(Stored records)
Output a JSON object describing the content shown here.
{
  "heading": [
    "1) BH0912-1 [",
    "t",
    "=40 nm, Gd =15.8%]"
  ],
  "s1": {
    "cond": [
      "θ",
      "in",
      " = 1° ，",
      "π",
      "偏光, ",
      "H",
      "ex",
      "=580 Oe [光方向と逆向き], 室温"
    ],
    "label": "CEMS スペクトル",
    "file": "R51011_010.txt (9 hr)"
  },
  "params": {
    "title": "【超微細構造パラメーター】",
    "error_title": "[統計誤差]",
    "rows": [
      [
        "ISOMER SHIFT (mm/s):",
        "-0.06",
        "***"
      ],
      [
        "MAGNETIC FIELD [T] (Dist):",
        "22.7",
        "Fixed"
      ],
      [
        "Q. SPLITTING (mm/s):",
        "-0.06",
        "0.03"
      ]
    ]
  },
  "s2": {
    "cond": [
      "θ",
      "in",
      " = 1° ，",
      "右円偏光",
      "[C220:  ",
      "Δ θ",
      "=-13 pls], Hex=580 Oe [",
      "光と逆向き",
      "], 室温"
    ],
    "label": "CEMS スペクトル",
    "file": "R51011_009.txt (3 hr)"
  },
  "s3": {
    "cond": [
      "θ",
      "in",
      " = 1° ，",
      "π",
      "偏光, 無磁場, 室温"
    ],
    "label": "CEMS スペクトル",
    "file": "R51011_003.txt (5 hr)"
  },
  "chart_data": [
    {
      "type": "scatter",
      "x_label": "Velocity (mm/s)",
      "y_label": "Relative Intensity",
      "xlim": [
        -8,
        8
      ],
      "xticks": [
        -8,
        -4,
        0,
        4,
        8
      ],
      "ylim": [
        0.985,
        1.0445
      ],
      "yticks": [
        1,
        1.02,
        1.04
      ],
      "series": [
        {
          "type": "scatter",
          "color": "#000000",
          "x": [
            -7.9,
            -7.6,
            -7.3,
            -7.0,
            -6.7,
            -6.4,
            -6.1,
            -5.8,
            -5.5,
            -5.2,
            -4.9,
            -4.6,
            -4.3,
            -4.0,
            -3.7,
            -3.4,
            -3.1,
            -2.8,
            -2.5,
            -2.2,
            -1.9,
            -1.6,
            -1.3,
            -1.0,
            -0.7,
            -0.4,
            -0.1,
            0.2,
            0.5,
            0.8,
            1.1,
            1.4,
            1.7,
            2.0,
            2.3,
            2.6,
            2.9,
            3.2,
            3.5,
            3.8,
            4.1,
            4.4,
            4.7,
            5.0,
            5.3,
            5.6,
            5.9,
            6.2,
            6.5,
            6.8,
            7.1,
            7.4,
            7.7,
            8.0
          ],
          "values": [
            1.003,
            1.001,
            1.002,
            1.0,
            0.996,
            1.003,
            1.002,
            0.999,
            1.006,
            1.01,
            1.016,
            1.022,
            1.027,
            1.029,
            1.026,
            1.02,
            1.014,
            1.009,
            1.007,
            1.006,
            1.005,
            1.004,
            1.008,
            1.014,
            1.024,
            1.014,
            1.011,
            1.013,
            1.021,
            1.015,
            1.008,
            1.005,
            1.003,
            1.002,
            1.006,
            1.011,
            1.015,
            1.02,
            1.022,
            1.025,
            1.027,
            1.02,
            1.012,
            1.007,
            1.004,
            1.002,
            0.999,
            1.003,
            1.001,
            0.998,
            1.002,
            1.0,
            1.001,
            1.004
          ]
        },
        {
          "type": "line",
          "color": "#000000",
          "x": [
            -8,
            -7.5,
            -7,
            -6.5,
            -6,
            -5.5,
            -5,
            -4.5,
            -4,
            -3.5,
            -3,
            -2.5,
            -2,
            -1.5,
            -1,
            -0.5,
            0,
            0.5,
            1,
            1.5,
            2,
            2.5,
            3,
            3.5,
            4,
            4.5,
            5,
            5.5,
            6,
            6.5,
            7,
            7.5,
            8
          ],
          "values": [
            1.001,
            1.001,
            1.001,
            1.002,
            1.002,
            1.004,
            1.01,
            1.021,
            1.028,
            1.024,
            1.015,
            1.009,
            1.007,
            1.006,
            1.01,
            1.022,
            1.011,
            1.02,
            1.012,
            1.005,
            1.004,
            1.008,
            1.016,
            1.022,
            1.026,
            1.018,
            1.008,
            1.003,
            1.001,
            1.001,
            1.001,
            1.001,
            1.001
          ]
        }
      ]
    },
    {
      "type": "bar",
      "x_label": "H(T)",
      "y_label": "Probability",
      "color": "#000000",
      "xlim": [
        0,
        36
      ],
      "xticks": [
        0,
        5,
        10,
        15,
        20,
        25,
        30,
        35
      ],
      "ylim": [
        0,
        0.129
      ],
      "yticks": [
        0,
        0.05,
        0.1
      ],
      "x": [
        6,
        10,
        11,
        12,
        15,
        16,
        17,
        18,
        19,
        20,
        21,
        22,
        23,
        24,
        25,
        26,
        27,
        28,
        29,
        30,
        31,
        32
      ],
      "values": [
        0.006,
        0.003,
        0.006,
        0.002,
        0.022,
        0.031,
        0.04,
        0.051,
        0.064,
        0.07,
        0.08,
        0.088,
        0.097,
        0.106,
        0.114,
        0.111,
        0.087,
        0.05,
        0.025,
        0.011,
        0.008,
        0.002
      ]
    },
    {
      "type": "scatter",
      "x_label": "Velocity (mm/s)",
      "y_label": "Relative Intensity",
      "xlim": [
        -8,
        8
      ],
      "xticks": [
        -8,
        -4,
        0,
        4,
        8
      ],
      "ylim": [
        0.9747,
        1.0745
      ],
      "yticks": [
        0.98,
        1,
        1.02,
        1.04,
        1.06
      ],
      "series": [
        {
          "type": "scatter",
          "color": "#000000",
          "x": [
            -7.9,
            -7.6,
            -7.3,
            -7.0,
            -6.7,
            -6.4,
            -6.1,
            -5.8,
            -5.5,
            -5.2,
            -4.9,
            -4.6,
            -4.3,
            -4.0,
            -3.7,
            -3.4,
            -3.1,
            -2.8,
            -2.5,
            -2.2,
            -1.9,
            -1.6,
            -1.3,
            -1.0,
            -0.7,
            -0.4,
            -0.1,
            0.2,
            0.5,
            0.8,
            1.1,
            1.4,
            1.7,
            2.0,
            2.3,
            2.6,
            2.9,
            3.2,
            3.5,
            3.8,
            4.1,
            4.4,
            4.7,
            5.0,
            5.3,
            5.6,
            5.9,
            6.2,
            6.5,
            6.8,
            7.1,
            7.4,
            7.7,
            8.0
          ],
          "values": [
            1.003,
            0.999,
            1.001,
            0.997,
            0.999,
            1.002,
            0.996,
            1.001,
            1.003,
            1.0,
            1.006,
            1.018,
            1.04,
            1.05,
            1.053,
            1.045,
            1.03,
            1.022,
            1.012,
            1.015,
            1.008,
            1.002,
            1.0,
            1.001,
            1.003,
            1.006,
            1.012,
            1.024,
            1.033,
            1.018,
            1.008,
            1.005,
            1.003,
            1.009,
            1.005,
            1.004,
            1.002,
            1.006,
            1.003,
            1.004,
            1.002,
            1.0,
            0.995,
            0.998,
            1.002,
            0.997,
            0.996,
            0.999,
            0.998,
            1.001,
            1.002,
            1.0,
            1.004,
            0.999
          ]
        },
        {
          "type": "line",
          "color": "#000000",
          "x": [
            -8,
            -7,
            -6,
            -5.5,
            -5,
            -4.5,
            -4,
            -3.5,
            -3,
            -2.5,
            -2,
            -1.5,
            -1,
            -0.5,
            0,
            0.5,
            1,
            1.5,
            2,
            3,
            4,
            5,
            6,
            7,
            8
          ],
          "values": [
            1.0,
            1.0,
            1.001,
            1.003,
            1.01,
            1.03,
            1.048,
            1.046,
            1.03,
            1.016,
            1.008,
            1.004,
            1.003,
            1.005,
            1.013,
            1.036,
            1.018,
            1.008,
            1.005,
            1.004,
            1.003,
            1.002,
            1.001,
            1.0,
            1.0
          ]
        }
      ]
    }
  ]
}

[Task brief] From the entries above, select each line containing the string "file".

[Solution to this task]
    "file": "R51011_010.txt (9 hr)"
    "file": "R51011_009.txt (3 hr)"
    "file": "R51011_003.txt (5 hr)"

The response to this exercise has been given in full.